Given problem: Extract, word for word, the passage of the Enoughness post that begins at "I chose this" and stops after "complete many tasks!".

Selected text:
--------------------------------
Enoughness

Art:

This 9” x 12” Acrylic is one of three completed last month as a quick study based on a lesson by R. Bradford Johnson in the Walter Foster Artist’s Library Series Acrylics.   I like the colors and simplicity of the composition.  The other two are barns.

I chose this one for today’s Thought—Enoughness.  It speaks to me of simpler times when a pail was an indispensable tool serving a multitude of functions for the family. Even one pail was ‘enough’ to complete many tasks!

Thought:

Enoughness

Someone once ask: “How do you boil a frog?”  Not sure I ever wanted to, but o.k. ‘How do you boil a frog?’   “Don’t put the frog into boiling water…he will immediately jump out. Put the frog into cold water, slowly turn up the heat. He won’t notice what’s happening until it’s too late.” I was reminded of this story when relating ‘Enoughness’ or ‘Simplicity’ to our modern American culture. Here is the perspective of two people on this topic–Richard Rohr and Richard R. Foster.

[1]Richard Rohr

“Most of us have grown up with a capitalist worldview which makes a virtue and goal out of accumulation, consumption, and collecting. It has taught us to assume, quite falsely, that more is better. But it’s hard for us to recognize this unsustainable and unhappy trap because it’s the only game in town. When parents perform multiple duties all day and into the night, it is the story line that their children surely absorb. “I produce therefore I am” and “I consume therefore I am” might be today’s answers to Descartes’ “I think therefore I am.” These identities are all terribly mistaken, but we can’t discover the truth until we remove the clutter.

“The course we are on assures us of a predictable future of strained individualism, environmental destruction, severe competition as resources dwindle for a growing population, and perpetual war. Our culture ingrains in us the belief that there isn’t enough to go around, which determines most of our politics and spending.”

Richard Foster

[2]“Simplicity is freedom. Duplicity is bondage. Simplicity brings joy and balance. Duplicity brings anxiety and fear…The Christian [follower of Jesus] Discipline of simplicity is an inward reality that results in an outward lifestyle…To attempt to arrange an outward lifestyle of simplicity without the inward reality leads to deadly legalism…We cease from showy extravagance not on the grounds of being unable to afford it, but on the grounds of principle.  Our goods become available to others…Contemporary culture lacks both the inward reality and the outward lifestyle of simplicity… Because we lack a divine Center our need for security has led us into an insane attachment to things…The mass media have convinced us that to be out of step with fashion is to be out of step with reality.   It is time we awaken to the fact that conformity to a sick society is to be sick…Covetousness we call ambition.  Hording we call prudence.  Greed we call industry.”    

Principles

Following the lead of Peter (1 Peter 3:3) Foster suggests ten controlling principles for the outward expression of simplicity.  They should never be viewed as laws but as only one attempt to flush out the meaning of simplicity or Enoughness for today.
--------------------------------
Dataset entries:
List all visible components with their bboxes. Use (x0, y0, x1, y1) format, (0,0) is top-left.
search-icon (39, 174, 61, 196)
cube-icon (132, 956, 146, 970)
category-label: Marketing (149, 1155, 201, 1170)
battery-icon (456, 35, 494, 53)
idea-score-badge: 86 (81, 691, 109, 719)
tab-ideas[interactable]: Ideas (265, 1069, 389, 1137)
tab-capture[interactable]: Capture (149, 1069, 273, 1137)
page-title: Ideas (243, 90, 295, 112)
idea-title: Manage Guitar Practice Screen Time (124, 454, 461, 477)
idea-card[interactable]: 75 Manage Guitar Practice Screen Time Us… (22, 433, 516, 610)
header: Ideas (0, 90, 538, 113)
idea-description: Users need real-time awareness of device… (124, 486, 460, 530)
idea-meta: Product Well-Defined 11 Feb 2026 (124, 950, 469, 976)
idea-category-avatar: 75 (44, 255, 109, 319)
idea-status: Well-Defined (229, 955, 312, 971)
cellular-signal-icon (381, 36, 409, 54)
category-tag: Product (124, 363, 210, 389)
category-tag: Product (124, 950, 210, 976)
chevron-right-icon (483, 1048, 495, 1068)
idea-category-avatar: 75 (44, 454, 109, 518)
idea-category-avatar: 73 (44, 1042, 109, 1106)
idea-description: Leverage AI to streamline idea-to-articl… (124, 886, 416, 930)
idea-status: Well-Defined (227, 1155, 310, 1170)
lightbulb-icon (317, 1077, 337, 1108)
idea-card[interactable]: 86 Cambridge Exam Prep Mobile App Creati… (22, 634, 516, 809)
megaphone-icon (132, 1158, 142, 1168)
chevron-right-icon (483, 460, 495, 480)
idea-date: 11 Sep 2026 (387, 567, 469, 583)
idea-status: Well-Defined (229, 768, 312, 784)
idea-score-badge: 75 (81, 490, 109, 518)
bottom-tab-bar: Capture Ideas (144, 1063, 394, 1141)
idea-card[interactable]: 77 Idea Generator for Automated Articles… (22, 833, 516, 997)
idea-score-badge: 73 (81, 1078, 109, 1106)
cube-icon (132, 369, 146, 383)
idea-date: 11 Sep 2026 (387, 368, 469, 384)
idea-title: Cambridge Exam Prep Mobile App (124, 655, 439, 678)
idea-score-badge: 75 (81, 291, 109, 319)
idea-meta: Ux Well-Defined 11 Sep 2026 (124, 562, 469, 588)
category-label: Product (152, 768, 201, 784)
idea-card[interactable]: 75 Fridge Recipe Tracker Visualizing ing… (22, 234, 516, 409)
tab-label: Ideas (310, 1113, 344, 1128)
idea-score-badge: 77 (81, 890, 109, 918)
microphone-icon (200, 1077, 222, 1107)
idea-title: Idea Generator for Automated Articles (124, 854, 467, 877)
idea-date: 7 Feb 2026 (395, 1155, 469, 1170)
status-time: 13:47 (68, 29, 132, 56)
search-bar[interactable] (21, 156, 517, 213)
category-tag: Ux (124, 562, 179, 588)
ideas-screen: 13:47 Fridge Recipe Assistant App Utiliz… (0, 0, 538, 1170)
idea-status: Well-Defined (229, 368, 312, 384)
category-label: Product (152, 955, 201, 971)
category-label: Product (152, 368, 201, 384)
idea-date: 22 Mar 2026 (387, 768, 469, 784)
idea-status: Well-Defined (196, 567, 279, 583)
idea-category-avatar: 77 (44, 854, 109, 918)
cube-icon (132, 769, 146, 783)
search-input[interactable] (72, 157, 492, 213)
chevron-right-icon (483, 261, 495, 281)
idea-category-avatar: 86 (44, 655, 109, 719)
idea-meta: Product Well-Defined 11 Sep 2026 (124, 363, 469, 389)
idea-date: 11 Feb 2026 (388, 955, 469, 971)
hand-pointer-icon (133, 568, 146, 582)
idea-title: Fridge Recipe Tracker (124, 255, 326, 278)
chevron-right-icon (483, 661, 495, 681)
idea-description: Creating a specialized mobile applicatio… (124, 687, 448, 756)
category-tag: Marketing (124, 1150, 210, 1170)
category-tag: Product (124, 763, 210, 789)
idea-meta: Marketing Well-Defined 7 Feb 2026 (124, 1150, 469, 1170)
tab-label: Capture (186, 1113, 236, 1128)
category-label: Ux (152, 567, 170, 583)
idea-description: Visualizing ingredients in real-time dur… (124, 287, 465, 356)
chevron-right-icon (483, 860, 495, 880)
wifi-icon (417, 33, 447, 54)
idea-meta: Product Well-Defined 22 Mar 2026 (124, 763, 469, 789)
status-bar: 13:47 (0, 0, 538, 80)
--------------------------------
Solution:
I chose this one for today’s Thought—Enoughness.  It speaks to me of simpler times when a pail was an indispensable tool serving a multitude of functions for the family. Even one pail was ‘enough’ to complete many tasks!